Task details
Quote every line below exactly as it reads.
.....
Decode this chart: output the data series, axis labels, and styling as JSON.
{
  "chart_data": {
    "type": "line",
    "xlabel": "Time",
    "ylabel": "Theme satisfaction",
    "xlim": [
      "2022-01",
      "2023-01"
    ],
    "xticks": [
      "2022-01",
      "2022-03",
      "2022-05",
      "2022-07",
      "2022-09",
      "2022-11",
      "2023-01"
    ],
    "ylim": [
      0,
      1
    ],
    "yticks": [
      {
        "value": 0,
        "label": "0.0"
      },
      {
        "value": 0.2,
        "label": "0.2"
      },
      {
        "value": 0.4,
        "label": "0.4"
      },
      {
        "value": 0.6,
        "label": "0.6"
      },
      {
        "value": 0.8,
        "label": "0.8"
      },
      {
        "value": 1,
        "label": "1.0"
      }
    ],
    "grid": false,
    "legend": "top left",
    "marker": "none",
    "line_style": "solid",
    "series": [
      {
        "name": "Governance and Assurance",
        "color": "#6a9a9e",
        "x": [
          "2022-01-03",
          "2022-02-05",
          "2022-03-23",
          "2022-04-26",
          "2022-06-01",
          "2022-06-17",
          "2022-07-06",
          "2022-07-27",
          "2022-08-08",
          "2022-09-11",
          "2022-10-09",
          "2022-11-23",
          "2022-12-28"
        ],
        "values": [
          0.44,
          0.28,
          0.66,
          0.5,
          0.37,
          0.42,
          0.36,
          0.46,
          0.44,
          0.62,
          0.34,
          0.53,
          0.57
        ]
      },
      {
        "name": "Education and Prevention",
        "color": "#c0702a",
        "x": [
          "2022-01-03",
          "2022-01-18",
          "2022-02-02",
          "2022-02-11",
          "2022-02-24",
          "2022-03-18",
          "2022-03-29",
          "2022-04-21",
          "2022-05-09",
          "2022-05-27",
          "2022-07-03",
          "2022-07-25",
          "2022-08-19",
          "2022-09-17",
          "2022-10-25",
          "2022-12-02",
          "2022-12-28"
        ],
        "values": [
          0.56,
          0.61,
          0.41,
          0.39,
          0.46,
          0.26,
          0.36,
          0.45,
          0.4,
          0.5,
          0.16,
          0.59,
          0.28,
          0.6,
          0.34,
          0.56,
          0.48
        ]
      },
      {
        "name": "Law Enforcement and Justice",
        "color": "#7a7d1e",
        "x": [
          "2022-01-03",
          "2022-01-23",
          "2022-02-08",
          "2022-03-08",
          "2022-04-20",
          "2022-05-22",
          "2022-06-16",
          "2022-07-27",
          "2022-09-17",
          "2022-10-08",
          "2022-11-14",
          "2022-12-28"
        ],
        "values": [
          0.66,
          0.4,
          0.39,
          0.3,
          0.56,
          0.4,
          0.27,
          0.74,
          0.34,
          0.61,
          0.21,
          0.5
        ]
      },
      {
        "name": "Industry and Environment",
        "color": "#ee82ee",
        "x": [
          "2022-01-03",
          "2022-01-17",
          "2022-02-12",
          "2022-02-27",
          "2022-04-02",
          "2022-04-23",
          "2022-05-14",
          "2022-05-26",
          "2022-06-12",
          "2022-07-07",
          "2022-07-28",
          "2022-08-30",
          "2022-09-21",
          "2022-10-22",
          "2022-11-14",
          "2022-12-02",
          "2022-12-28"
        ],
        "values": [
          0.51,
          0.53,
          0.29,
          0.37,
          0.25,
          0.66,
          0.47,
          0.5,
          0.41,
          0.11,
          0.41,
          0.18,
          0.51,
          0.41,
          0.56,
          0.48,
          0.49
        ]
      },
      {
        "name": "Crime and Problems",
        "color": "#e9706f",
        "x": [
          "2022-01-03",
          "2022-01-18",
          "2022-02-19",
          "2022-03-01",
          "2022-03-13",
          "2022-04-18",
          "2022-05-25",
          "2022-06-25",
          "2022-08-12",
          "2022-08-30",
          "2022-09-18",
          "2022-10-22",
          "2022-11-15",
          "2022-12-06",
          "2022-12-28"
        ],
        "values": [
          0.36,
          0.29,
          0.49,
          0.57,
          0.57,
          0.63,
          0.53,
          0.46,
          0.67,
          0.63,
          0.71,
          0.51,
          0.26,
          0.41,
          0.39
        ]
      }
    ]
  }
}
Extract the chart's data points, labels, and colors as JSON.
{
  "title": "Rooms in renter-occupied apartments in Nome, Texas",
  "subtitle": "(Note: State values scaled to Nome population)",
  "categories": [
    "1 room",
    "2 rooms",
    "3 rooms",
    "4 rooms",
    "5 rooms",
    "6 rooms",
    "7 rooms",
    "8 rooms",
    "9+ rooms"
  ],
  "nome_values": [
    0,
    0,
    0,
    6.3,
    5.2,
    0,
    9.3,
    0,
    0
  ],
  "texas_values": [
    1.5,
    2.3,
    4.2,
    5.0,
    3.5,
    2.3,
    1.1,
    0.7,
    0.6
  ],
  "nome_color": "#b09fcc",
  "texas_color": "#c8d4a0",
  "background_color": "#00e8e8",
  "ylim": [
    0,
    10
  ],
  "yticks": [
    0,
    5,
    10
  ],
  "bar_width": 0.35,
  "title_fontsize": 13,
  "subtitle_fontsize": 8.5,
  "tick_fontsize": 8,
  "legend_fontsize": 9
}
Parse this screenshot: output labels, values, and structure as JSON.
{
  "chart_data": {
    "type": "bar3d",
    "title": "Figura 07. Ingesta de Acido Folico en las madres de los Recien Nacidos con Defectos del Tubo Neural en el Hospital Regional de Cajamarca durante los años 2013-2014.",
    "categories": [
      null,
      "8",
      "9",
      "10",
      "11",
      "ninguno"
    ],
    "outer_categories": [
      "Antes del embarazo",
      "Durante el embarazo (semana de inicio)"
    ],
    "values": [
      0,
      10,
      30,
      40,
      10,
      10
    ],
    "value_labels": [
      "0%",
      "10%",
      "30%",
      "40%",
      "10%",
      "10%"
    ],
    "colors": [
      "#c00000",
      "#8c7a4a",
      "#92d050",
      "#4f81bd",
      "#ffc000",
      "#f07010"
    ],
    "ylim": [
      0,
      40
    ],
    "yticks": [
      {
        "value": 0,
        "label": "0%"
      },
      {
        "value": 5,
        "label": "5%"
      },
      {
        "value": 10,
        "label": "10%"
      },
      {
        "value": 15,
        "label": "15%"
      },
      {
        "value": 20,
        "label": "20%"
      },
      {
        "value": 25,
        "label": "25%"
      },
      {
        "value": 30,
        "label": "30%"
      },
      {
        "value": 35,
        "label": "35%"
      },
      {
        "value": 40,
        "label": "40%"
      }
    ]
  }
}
.....
Finished exercise
Decode this chart: output the data series, axis labels, and styling as JSON.
{
  "chart_data": {
    "type": "line",
    "xlabel": "Time",
    "ylabel": "Theme satisfaction",
    "xlim": [
      "2022-01",
      "2023-01"
    ],
    "xticks": [
      "2022-01",
      "2022-03",
      "2022-05",
      "2022-07",
      "2022-09",
      "2022-11",
      "2023-01"
    ],
    "ylim": [
      0,
      1
    ],
    "yticks": [
      {
        "value": 0,
        "label": "0.0"
      },
      {
        "value": 0.2,
        "label": "0.2"
      },
      {
        "value": 0.4,
        "label": "0.4"
      },
      {
        "value": 0.6,
        "label": "0.6"
      },
      {
        "value": 0.8,
        "label": "0.8"
      },
      {
        "value": 1,
        "label": "1.0"
      }
    ],
    "grid": false,
    "legend": "top left",
    "marker": "none",
    "line_style": "solid",
    "series": [
      {
        "name": "Governance and Assurance",
        "color": "#6a9a9e",
        "x": [
          "2022-01-03",
          "2022-02-05",
          "2022-03-23",
          "2022-04-26",
          "2022-06-01",
          "2022-06-17",
          "2022-07-06",
          "2022-07-27",
          "2022-08-08",
          "2022-09-11",
          "2022-10-09",
          "2022-11-23",
          "2022-12-28"
        ],
        "values": [
          0.44,
          0.28,
          0.66,
          0.5,
          0.37,
          0.42,
          0.36,
          0.46,
          0.44,
          0.62,
          0.34,
          0.53,
          0.57
        ]
      },
      {
        "name": "Education and Prevention",
        "color": "#c0702a",
        "x": [
          "2022-01-03",
          "2022-01-18",
          "2022-02-02",
          "2022-02-11",
          "2022-02-24",
          "2022-03-18",
          "2022-03-29",
          "2022-04-21",
          "2022-05-09",
          "2022-05-27",
          "2022-07-03",
          "2022-07-25",
          "2022-08-19",
          "2022-09-17",
          "2022-10-25",
          "2022-12-02",
          "2022-12-28"
        ],
        "values": [
          0.56,
          0.61,
          0.41,
          0.39,
          0.46,
          0.26,
          0.36,
          0.45,
          0.4,
          0.5,
          0.16,
          0.59,
          0.28,
          0.6,
          0.34,
          0.56,
          0.48
        ]
      },
      {
        "name": "Law Enforcement and Justice",
        "color": "#7a7d1e",
        "x": [
          "2022-01-03",
          "2022-01-23",
          "2022-02-08",
          "2022-03-08",
          "2022-04-20",
          "2022-05-22",
          "2022-06-16",
          "2022-07-27",
          "2022-09-17",
          "2022-10-08",
          "2022-11-14",
          "2022-12-28"
        ],
        "values": [
          0.66,
          0.4,
          0.39,
          0.3,
          0.56,
          0.4,
          0.27,
          0.74,
          0.34,
          0.61,
          0.21,
          0.5
        ]
      },
      {
        "name": "Industry and Environment",
        "color": "#ee82ee",
        "x": [
          "2022-01-03",
          "2022-01-17",
          "2022-02-12",
          "2022-02-27",
          "2022-04-02",
          "2022-04-23",
          "2022-05-14",
          "2022-05-26",
          "2022-06-12",
          "2022-07-07",
          "2022-07-28",
          "2022-08-30",
          "2022-09-21",
          "2022-10-22",
          "2022-11-14",
          "2022-12-02",
          "2022-12-28"
        ],
        "values": [
          0.51,
          0.53,
          0.29,
          0.37,
          0.25,
          0.66,
          0.47,
          0.5,
          0.41,
          0.11,
          0.41,
          0.18,
          0.51,
          0.41,
          0.56,
          0.48,
          0.49
        ]
      },
      {
        "name": "Crime and Problems",
        "color": "#e9706f",
        "x": [
          "2022-01-03",
          "2022-01-18",
          "2022-02-19",
          "2022-03-01",
          "2022-03-13",
          "2022-04-18",
          "2022-05-25",
          "2022-06-25",
          "2022-08-12",
          "2022-08-30",
          "2022-09-18",
          "2022-10-22",
          "2022-11-15",
          "2022-12-06",
          "2022-12-28"
        ],
        "values": [
          0.36,
          0.29,
          0.49,
          0.57,
          0.57,
          0.63,
          0.53,
          0.46,
          0.67,
          0.63,
          0.71,
          0.51,
          0.26,
          0.41,
          0.39
        ]
      }
    ]
  }
}
Extract the chart's data points, labels, and colors as JSON.
{
  "title": "Rooms in renter-occupied apartments in Nome, Texas",
  "subtitle": "(Note: State values scaled to Nome population)",
  "categories": [
    "1 room",
    "2 rooms",
    "3 rooms",
    "4 rooms",
    "5 rooms",
    "6 rooms",
    "7 rooms",
    "8 rooms",
    "9+ rooms"
  ],
  "nome_values": [
    0,
    0,
    0,
    6.3,
    5.2,
    0,
    9.3,
    0,
    0
  ],
  "texas_values": [
    1.5,
    2.3,
    4.2,
    5.0,
    3.5,
    2.3,
    1.1,
    0.7,
    0.6
  ],
  "nome_color": "#b09fcc",
  "texas_color": "#c8d4a0",
  "background_color": "#00e8e8",
  "ylim": [
    0,
    10
  ],
  "yticks": [
    0,
    5,
    10
  ],
  "bar_width": 0.35,
  "title_fontsize": 13,
  "subtitle_fontsize": 8.5,
  "tick_fontsize": 8,
  "legend_fontsize": 9
}
Parse this screenshot: output labels, values, and structure as JSON.
{
  "chart_data": {
    "type": "bar3d",
    "title": "Figura 07. Ingesta de Acido Folico en las madres de los Recien Nacidos con Defectos del Tubo Neural en el Hospital Regional de Cajamarca durante los años 2013-2014.",
    "categories": [
      null,
      "8",
      "9",
      "10",
      "11",
      "ninguno"
    ],
    "outer_categories": [
      "Antes del embarazo",
      "Durante el embarazo (semana de inicio)"
    ],
    "values": [
      0,
      10,
      30,
      40,
      10,
      10
    ],
    "value_labels": [
      "0%",
      "10%",
      "30%",
      "40%",
      "10%",
      "10%"
    ],
    "colors": [
      "#c00000",
      "#8c7a4a",
      "#92d050",
      "#4f81bd",
      "#ffc000",
      "#f07010"
    ],
    "ylim": [
      0,
      40
    ],
    "yticks": [
      {
        "value": 0,
        "label": "0%"
      },
      {
        "value": 5,
        "label": "5%"
      },
      {
        "value": 10,
        "label": "10%"
      },
      {
        "value": 15,
        "label": "15%"
      },
      {
        "value": 20,
        "label": "20%"
      },
      {
        "value": 25,
        "label": "25%"
      },
      {
        "value": 30,
        "label": "30%"
      },
      {
        "value": 35,
        "label": "35%"
      },
      {
        "value": 40,
        "label": "40%"
      }
    ]
  }
}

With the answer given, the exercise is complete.